Return the lines of the material below exactly as they stand, covering every record from start to end.

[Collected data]
────────────────────

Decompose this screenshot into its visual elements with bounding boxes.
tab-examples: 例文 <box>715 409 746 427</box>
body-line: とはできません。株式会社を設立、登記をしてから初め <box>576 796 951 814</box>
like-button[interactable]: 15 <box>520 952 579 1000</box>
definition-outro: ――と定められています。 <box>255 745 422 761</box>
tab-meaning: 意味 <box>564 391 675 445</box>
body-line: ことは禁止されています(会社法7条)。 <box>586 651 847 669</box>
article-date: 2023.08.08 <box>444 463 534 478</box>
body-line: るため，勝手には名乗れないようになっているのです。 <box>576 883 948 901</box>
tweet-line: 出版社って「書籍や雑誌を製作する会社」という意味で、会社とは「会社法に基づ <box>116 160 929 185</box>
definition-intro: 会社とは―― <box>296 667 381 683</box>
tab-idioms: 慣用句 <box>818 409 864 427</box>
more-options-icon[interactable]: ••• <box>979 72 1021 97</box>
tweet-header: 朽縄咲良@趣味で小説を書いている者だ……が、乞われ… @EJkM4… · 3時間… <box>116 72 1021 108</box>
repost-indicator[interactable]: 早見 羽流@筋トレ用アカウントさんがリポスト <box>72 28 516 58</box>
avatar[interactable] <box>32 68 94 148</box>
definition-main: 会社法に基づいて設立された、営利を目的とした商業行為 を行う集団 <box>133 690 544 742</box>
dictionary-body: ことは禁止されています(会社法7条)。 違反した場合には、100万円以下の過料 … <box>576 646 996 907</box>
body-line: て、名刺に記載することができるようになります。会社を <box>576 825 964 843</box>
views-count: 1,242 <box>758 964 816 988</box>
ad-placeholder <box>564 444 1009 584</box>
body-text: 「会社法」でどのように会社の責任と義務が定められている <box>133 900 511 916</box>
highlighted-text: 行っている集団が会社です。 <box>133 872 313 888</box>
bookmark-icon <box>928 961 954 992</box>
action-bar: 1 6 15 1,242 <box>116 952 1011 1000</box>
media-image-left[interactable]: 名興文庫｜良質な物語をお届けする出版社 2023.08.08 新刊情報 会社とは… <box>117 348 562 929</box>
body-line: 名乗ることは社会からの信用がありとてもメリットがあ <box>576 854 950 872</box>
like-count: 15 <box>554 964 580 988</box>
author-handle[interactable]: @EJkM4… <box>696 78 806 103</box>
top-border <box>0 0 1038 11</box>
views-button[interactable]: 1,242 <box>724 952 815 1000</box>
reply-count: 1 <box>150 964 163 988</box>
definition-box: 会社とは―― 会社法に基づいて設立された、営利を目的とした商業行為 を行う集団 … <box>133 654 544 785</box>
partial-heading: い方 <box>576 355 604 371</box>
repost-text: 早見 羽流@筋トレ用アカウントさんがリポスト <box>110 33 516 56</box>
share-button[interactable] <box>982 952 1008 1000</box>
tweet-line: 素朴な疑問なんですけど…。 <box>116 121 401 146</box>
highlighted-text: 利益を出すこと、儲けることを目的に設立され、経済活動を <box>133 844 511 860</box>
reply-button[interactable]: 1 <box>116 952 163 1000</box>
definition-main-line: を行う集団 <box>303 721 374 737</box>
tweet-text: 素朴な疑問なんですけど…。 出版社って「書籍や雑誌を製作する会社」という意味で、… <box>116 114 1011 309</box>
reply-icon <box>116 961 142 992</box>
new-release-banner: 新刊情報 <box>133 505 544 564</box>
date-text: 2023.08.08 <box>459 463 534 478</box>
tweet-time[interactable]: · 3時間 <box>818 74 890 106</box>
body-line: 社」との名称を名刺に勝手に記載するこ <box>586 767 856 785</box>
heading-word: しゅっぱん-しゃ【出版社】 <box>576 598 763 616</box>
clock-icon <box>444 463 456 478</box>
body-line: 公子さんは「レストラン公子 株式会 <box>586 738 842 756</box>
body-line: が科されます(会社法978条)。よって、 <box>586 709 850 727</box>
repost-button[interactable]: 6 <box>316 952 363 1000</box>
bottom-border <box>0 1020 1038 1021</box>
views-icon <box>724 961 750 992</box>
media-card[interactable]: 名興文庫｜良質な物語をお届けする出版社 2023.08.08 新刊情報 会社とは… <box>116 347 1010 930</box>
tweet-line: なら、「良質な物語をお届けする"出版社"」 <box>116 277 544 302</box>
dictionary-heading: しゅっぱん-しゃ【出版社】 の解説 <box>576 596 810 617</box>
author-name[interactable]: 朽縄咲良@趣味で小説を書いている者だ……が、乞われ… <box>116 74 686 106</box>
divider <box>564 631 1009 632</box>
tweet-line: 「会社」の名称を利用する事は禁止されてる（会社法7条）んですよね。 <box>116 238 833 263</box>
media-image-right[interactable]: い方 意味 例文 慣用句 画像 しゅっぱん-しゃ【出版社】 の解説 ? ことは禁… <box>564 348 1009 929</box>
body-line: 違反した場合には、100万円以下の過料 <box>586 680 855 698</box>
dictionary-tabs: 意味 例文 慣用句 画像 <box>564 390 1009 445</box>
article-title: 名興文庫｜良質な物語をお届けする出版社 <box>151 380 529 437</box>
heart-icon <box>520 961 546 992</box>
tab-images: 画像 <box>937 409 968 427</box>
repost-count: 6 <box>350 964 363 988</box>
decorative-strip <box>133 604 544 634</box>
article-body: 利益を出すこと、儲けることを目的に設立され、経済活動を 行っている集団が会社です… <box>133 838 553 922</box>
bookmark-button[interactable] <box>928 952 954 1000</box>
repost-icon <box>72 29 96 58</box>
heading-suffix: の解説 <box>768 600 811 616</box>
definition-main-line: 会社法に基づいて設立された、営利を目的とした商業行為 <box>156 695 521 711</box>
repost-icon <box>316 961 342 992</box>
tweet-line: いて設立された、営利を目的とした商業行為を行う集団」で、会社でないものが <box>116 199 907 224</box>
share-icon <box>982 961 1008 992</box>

────────────────────

Solution to the problem -
Decompose this screenshot into its visual elements with bounding boxes.
tab-examples: 例文 <box>715 409 746 427</box>
body-line: とはできません。株式会社を設立、登記をしてから初め <box>576 796 951 814</box>
like-button[interactable]: 15 <box>520 952 579 1000</box>
definition-outro: ――と定められています。 <box>255 745 422 761</box>
tab-meaning: 意味 <box>564 391 675 445</box>
body-line: ことは禁止されています(会社法7条)。 <box>586 651 847 669</box>
article-date: 2023.08.08 <box>444 463 534 478</box>
body-line: るため，勝手には名乗れないようになっているのです。 <box>576 883 948 901</box>
tweet-line: 出版社って「書籍や雑誌を製作する会社」という意味で、会社とは「会社法に基づ <box>116 160 929 185</box>
definition-intro: 会社とは―― <box>296 667 381 683</box>
tab-idioms: 慣用句 <box>818 409 864 427</box>
more-options-icon[interactable]: ••• <box>979 72 1021 97</box>
tweet-header: 朽縄咲良@趣味で小説を書いている者だ……が、乞われ… @EJkM4… · 3時間… <box>116 72 1021 108</box>
repost-indicator[interactable]: 早見 羽流@筋トレ用アカウントさんがリポスト <box>72 28 516 58</box>
avatar[interactable] <box>32 68 94 148</box>
definition-main: 会社法に基づいて設立された、営利を目的とした商業行為 を行う集団 <box>133 690 544 742</box>
dictionary-body: ことは禁止されています(会社法7条)。 違反した場合には、100万円以下の過料 … <box>576 646 996 907</box>
body-line: て、名刺に記載することができるようになります。会社を <box>576 825 964 843</box>
views-count: 1,242 <box>758 964 816 988</box>
ad-placeholder <box>564 444 1009 584</box>
body-text: 「会社法」でどのように会社の責任と義務が定められている <box>133 900 511 916</box>
highlighted-text: 行っている集団が会社です。 <box>133 872 313 888</box>
bookmark-icon <box>928 961 954 992</box>
action-bar: 1 6 15 1,242 <box>116 952 1011 1000</box>
media-image-left[interactable]: 名興文庫｜良質な物語をお届けする出版社 2023.08.08 新刊情報 会社とは… <box>117 348 562 929</box>
body-line: 名乗ることは社会からの信用がありとてもメリットがあ <box>576 854 950 872</box>
like-count: 15 <box>554 964 580 988</box>
author-handle[interactable]: @EJkM4… <box>696 78 806 103</box>
top-border <box>0 0 1038 11</box>
views-button[interactable]: 1,242 <box>724 952 815 1000</box>
reply-count: 1 <box>150 964 163 988</box>
definition-box: 会社とは―― 会社法に基づいて設立された、営利を目的とした商業行為 を行う集団 … <box>133 654 544 785</box>
partial-heading: い方 <box>576 355 604 371</box>
repost-text: 早見 羽流@筋トレ用アカウントさんがリポスト <box>110 33 516 56</box>
share-button[interactable] <box>982 952 1008 1000</box>
tweet-line: 素朴な疑問なんですけど…。 <box>116 121 401 146</box>
highlighted-text: 利益を出すこと、儲けることを目的に設立され、経済活動を <box>133 844 511 860</box>
reply-button[interactable]: 1 <box>116 952 163 1000</box>
definition-main-line: を行う集団 <box>303 721 374 737</box>
tweet-text: 素朴な疑問なんですけど…。 出版社って「書籍や雑誌を製作する会社」という意味で、… <box>116 114 1011 309</box>
reply-icon <box>116 961 142 992</box>
new-release-banner: 新刊情報 <box>133 505 544 564</box>
date-text: 2023.08.08 <box>459 463 534 478</box>
tweet-time[interactable]: · 3時間 <box>818 74 890 106</box>
body-line: 社」との名称を名刺に勝手に記載するこ <box>586 767 856 785</box>
heading-word: しゅっぱん-しゃ【出版社】 <box>576 598 763 616</box>
clock-icon <box>444 463 456 478</box>
body-line: 公子さんは「レストラン公子 株式会 <box>586 738 842 756</box>
body-line: が科されます(会社法978条)。よって、 <box>586 709 850 727</box>
repost-button[interactable]: 6 <box>316 952 363 1000</box>
bottom-border <box>0 1020 1038 1021</box>
views-icon <box>724 961 750 992</box>
media-card[interactable]: 名興文庫｜良質な物語をお届けする出版社 2023.08.08 新刊情報 会社とは… <box>116 347 1010 930</box>
tweet-line: なら、「良質な物語をお届けする"出版社"」 <box>116 277 544 302</box>
dictionary-heading: しゅっぱん-しゃ【出版社】 の解説 <box>576 596 810 617</box>
author-name[interactable]: 朽縄咲良@趣味で小説を書いている者だ……が、乞われ… <box>116 74 686 106</box>
divider <box>564 631 1009 632</box>
tweet-line: 「会社」の名称を利用する事は禁止されてる（会社法7条）んですよね。 <box>116 238 833 263</box>
media-image-right[interactable]: い方 意味 例文 慣用句 画像 しゅっぱん-しゃ【出版社】 の解説 ? ことは禁… <box>564 348 1009 929</box>
body-line: 違反した場合には、100万円以下の過料 <box>586 680 855 698</box>
dictionary-tabs: 意味 例文 慣用句 画像 <box>564 390 1009 445</box>
article-title: 名興文庫｜良質な物語をお届けする出版社 <box>151 380 529 437</box>
heart-icon <box>520 961 546 992</box>
tab-images: 画像 <box>937 409 968 427</box>
repost-count: 6 <box>350 964 363 988</box>
decorative-strip <box>133 604 544 634</box>
article-body: 利益を出すこと、儲けることを目的に設立され、経済活動を 行っている集団が会社です… <box>133 838 553 922</box>
bookmark-button[interactable] <box>928 952 954 1000</box>
repost-icon <box>72 29 96 58</box>
heading-suffix: の解説 <box>768 600 811 616</box>
definition-main-line: 会社法に基づいて設立された、営利を目的とした商業行為 <box>156 695 521 711</box>
repost-icon <box>316 961 342 992</box>
tweet-line: いて設立された、営利を目的とした商業行為を行う集団」で、会社でないものが <box>116 199 907 224</box>
share-icon <box>982 961 1008 992</box>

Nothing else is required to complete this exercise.